*Given exercise:*
Copy the data word for word, keeping every line.

··· Data entries ···

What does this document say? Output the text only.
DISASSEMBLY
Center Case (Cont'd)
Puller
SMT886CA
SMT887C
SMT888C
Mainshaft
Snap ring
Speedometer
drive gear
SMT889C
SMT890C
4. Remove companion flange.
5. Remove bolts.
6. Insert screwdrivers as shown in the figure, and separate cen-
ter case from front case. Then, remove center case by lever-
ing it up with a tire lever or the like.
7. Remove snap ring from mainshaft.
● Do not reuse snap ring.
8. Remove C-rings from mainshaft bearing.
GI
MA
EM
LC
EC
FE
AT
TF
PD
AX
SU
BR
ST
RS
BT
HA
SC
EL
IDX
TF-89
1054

···

*Written solution:*
What does this document say? Output the text only.
DISASSEMBLY
Center Case (Cont'd)
Puller
SMT886CA
SMT887C
SMT888C
Mainshaft
Snap ring
Speedometer
drive gear
SMT889C
SMT890C
4. Remove companion flange.
5. Remove bolts.
6. Insert screwdrivers as shown in the figure, and separate cen-
ter case from front case. Then, remove center case by lever-
ing it up with a tire lever or the like.
7. Remove snap ring from mainshaft.
● Do not reuse snap ring.
8. Remove C-rings from mainshaft bearing.
GI
MA
EM
LC
EC
FE
AT
TF
PD
AX
SU
BR
ST
RS
BT
HA
SC
EL
IDX
TF-89
1054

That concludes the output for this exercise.